**Problem:** Transcribe the listing exactly, leaving out every picture.

**Extracted information:**
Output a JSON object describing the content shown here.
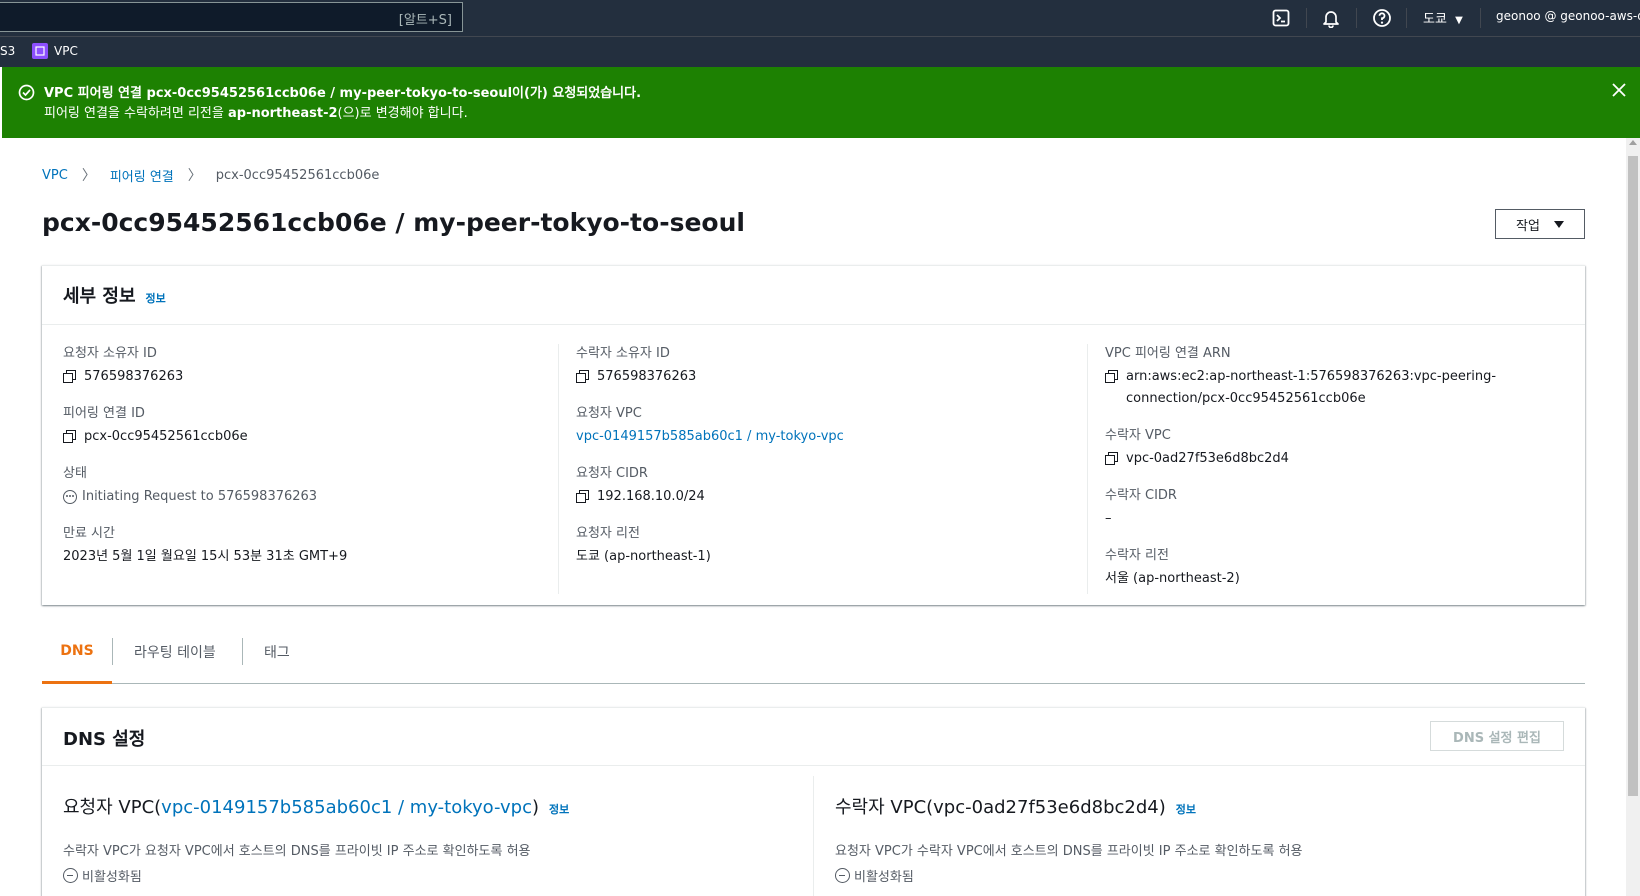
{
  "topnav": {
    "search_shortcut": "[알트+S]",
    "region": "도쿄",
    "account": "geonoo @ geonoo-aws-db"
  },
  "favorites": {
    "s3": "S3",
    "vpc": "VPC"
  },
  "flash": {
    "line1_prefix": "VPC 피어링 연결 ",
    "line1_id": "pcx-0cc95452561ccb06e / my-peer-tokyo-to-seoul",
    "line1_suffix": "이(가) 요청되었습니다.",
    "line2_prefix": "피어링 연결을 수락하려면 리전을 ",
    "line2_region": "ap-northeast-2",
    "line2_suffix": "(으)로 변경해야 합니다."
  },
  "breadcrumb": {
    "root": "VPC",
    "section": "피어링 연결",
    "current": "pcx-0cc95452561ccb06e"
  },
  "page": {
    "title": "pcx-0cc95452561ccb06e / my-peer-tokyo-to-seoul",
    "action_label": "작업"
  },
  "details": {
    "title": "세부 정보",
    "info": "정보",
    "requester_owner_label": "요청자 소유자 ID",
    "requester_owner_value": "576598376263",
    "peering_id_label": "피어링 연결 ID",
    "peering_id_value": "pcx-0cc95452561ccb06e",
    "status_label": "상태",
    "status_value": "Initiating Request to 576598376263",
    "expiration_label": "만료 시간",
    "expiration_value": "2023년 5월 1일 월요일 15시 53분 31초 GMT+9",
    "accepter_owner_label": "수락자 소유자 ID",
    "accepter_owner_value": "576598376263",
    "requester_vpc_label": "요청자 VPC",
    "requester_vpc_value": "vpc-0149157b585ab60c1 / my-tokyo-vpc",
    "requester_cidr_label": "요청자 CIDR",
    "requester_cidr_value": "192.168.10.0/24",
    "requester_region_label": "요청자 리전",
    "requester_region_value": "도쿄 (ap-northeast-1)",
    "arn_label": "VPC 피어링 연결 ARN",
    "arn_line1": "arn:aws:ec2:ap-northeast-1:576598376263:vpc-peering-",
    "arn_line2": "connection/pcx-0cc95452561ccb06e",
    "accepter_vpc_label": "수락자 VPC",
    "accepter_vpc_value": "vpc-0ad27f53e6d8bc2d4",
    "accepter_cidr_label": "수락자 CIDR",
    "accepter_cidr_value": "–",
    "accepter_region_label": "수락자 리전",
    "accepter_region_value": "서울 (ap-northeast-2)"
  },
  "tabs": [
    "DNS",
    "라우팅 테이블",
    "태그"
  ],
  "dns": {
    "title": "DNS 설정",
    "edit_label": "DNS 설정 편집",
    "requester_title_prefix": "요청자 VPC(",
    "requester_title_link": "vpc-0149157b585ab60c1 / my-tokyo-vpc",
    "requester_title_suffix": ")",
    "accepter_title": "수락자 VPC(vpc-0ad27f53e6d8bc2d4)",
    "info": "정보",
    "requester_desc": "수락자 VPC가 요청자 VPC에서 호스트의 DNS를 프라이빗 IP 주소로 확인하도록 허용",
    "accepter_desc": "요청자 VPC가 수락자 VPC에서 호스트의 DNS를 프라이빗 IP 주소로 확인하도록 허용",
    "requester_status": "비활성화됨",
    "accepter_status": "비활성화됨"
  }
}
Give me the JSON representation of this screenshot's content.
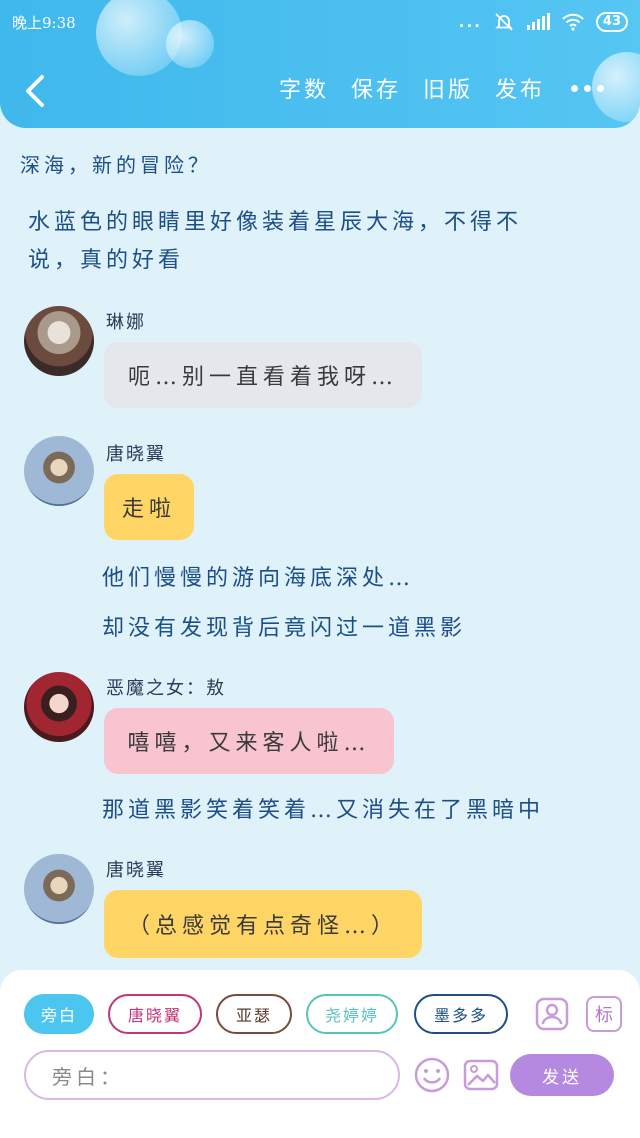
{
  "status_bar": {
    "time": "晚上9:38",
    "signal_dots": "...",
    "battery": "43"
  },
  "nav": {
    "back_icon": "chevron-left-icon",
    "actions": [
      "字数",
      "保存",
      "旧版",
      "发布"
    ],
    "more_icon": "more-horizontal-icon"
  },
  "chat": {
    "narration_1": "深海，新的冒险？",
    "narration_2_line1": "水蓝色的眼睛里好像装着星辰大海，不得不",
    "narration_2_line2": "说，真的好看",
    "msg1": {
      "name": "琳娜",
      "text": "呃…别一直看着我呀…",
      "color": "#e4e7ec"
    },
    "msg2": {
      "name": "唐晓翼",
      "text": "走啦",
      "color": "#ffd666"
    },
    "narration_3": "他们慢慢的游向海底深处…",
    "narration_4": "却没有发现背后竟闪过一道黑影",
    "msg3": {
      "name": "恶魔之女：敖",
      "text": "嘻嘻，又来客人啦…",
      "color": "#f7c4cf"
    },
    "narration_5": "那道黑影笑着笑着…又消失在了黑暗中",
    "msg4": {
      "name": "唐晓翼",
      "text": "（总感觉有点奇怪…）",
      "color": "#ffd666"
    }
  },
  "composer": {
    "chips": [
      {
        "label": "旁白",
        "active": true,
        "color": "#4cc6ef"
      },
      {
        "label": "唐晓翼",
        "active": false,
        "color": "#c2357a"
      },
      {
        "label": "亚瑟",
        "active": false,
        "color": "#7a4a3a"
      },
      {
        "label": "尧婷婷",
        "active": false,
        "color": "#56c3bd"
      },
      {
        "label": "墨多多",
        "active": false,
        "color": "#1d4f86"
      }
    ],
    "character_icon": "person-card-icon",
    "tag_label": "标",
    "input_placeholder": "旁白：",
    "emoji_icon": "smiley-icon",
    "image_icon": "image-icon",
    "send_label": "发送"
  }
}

**Problem solution:**
Output a JSON object describing the content shown here.
{
  "topnav": {
    "search_shortcut": "[알트+S]",
    "region": "도쿄",
    "account": "geonoo @ geonoo-aws-db"
  },
  "favorites": {
    "s3": "S3",
    "vpc": "VPC"
  },
  "flash": {
    "line1_prefix": "VPC 피어링 연결 ",
    "line1_id": "pcx-0cc95452561ccb06e / my-peer-tokyo-to-seoul",
    "line1_suffix": "이(가) 요청되었습니다.",
    "line2_prefix": "피어링 연결을 수락하려면 리전을 ",
    "line2_region": "ap-northeast-2",
    "line2_suffix": "(으)로 변경해야 합니다."
  },
  "breadcrumb": {
    "root": "VPC",
    "section": "피어링 연결",
    "current": "pcx-0cc95452561ccb06e"
  },
  "page": {
    "title": "pcx-0cc95452561ccb06e / my-peer-tokyo-to-seoul",
    "action_label": "작업"
  },
  "details": {
    "title": "세부 정보",
    "info": "정보",
    "requester_owner_label": "요청자 소유자 ID",
    "requester_owner_value": "576598376263",
    "peering_id_label": "피어링 연결 ID",
    "peering_id_value": "pcx-0cc95452561ccb06e",
    "status_label": "상태",
    "status_value": "Initiating Request to 576598376263",
    "expiration_label": "만료 시간",
    "expiration_value": "2023년 5월 1일 월요일 15시 53분 31초 GMT+9",
    "accepter_owner_label": "수락자 소유자 ID",
    "accepter_owner_value": "576598376263",
    "requester_vpc_label": "요청자 VPC",
    "requester_vpc_value": "vpc-0149157b585ab60c1 / my-tokyo-vpc",
    "requester_cidr_label": "요청자 CIDR",
    "requester_cidr_value": "192.168.10.0/24",
    "requester_region_label": "요청자 리전",
    "requester_region_value": "도쿄 (ap-northeast-1)",
    "arn_label": "VPC 피어링 연결 ARN",
    "arn_line1": "arn:aws:ec2:ap-northeast-1:576598376263:vpc-peering-",
    "arn_line2": "connection/pcx-0cc95452561ccb06e",
    "accepter_vpc_label": "수락자 VPC",
    "accepter_vpc_value": "vpc-0ad27f53e6d8bc2d4",
    "accepter_cidr_label": "수락자 CIDR",
    "accepter_cidr_value": "–",
    "accepter_region_label": "수락자 리전",
    "accepter_region_value": "서울 (ap-northeast-2)"
  },
  "tabs": [
    "DNS",
    "라우팅 테이블",
    "태그"
  ],
  "dns": {
    "title": "DNS 설정",
    "edit_label": "DNS 설정 편집",
    "requester_title_prefix": "요청자 VPC(",
    "requester_title_link": "vpc-0149157b585ab60c1 / my-tokyo-vpc",
    "requester_title_suffix": ")",
    "accepter_title": "수락자 VPC(vpc-0ad27f53e6d8bc2d4)",
    "info": "정보",
    "requester_desc": "수락자 VPC가 요청자 VPC에서 호스트의 DNS를 프라이빗 IP 주소로 확인하도록 허용",
    "accepter_desc": "요청자 VPC가 수락자 VPC에서 호스트의 DNS를 프라이빗 IP 주소로 확인하도록 허용",
    "requester_status": "비활성화됨",
    "accepter_status": "비활성화됨"
  }
}
Give me the JSON representation of this screenshot's content.
{
  "status_bar": {
    "time": "晚上9:38",
    "signal_dots": "...",
    "battery": "43"
  },
  "nav": {
    "back_icon": "chevron-left-icon",
    "actions": [
      "字数",
      "保存",
      "旧版",
      "发布"
    ],
    "more_icon": "more-horizontal-icon"
  },
  "chat": {
    "narration_1": "深海，新的冒险？",
    "narration_2_line1": "水蓝色的眼睛里好像装着星辰大海，不得不",
    "narration_2_line2": "说，真的好看",
    "msg1": {
      "name": "琳娜",
      "text": "呃…别一直看着我呀…",
      "color": "#e4e7ec"
    },
    "msg2": {
      "name": "唐晓翼",
      "text": "走啦",
      "color": "#ffd666"
    },
    "narration_3": "他们慢慢的游向海底深处…",
    "narration_4": "却没有发现背后竟闪过一道黑影",
    "msg3": {
      "name": "恶魔之女：敖",
      "text": "嘻嘻，又来客人啦…",
      "color": "#f7c4cf"
    },
    "narration_5": "那道黑影笑着笑着…又消失在了黑暗中",
    "msg4": {
      "name": "唐晓翼",
      "text": "（总感觉有点奇怪…）",
      "color": "#ffd666"
    }
  },
  "composer": {
    "chips": [
      {
        "label": "旁白",
        "active": true,
        "color": "#4cc6ef"
      },
      {
        "label": "唐晓翼",
        "active": false,
        "color": "#c2357a"
      },
      {
        "label": "亚瑟",
        "active": false,
        "color": "#7a4a3a"
      },
      {
        "label": "尧婷婷",
        "active": false,
        "color": "#56c3bd"
      },
      {
        "label": "墨多多",
        "active": false,
        "color": "#1d4f86"
      }
    ],
    "character_icon": "person-card-icon",
    "tag_label": "标",
    "input_placeholder": "旁白：",
    "emoji_icon": "smiley-icon",
    "image_icon": "image-icon",
    "send_label": "发送"
  }
}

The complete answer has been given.